▶ **PROBLEM**: Your task is to give the number of lines in the listing that include "nasienia", and nothing else.

▶ **MATERIAL TO PROCESS**:
──────
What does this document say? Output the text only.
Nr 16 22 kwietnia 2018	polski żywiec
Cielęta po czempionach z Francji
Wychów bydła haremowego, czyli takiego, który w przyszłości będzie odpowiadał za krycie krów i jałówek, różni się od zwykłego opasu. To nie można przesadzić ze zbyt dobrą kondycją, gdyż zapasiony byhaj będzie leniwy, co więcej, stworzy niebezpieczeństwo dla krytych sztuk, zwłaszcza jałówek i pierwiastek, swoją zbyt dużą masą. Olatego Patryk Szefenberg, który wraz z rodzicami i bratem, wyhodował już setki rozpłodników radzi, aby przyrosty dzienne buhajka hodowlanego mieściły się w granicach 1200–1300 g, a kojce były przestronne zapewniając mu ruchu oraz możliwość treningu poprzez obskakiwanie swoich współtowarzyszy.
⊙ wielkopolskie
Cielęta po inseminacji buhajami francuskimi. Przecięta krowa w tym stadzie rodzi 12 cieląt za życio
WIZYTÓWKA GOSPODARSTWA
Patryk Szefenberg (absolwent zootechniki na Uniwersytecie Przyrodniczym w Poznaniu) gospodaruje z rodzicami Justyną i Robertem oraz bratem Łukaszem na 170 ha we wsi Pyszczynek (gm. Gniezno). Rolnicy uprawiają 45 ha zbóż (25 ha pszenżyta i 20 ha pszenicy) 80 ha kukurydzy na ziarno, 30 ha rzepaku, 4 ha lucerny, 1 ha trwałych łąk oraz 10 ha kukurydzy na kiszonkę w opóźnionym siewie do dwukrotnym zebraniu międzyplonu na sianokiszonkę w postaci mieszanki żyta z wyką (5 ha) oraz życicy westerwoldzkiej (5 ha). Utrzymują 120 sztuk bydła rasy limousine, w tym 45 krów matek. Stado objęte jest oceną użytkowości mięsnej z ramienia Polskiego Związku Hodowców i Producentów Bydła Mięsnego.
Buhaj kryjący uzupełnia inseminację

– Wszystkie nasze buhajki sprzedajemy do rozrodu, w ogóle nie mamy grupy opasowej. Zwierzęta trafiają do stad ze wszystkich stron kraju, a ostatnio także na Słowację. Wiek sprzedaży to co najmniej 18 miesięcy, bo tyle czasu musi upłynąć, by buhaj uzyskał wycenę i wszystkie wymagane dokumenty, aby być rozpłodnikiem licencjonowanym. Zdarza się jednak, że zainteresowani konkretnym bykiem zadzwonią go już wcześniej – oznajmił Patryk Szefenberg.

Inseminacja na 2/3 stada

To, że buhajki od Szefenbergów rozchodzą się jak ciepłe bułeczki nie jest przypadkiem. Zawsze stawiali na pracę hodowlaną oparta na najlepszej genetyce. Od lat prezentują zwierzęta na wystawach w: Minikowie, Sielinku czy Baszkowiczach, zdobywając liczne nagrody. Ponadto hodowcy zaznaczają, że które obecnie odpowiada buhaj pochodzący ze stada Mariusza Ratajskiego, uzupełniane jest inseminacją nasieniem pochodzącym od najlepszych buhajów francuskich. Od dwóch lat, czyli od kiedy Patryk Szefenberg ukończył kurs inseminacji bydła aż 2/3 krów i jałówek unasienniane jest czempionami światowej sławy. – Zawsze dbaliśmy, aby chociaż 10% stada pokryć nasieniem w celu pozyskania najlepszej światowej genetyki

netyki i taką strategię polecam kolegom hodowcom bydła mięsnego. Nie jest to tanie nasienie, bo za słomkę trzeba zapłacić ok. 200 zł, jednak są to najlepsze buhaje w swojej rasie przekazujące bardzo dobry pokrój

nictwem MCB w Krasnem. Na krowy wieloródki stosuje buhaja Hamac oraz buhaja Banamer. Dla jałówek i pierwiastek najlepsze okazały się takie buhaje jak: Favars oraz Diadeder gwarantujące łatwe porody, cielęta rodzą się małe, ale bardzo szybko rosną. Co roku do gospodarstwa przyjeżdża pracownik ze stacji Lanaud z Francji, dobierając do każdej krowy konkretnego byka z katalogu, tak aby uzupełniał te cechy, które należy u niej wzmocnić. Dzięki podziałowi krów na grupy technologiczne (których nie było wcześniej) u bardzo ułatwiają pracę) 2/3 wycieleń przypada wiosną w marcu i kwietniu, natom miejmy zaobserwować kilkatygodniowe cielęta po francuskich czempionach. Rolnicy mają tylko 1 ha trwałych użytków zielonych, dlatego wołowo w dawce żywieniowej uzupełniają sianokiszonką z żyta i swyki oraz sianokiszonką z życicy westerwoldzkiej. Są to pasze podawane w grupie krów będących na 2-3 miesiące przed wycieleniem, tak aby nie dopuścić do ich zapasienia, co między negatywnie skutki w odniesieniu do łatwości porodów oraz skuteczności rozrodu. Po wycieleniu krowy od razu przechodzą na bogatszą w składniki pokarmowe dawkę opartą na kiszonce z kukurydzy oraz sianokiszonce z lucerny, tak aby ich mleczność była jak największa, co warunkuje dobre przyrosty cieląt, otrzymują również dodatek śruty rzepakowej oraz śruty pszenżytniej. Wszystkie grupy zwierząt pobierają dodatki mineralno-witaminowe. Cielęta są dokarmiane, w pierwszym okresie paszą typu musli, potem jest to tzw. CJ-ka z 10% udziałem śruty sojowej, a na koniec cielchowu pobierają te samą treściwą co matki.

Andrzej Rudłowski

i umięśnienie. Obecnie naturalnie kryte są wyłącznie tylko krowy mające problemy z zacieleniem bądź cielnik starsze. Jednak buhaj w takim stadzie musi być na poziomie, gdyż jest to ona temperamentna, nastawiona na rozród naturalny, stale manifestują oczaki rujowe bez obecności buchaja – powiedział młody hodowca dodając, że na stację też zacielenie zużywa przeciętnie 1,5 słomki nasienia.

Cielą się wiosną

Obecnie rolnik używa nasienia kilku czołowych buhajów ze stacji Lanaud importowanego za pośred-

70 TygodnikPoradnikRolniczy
──────
▶ **ANSWER**: 2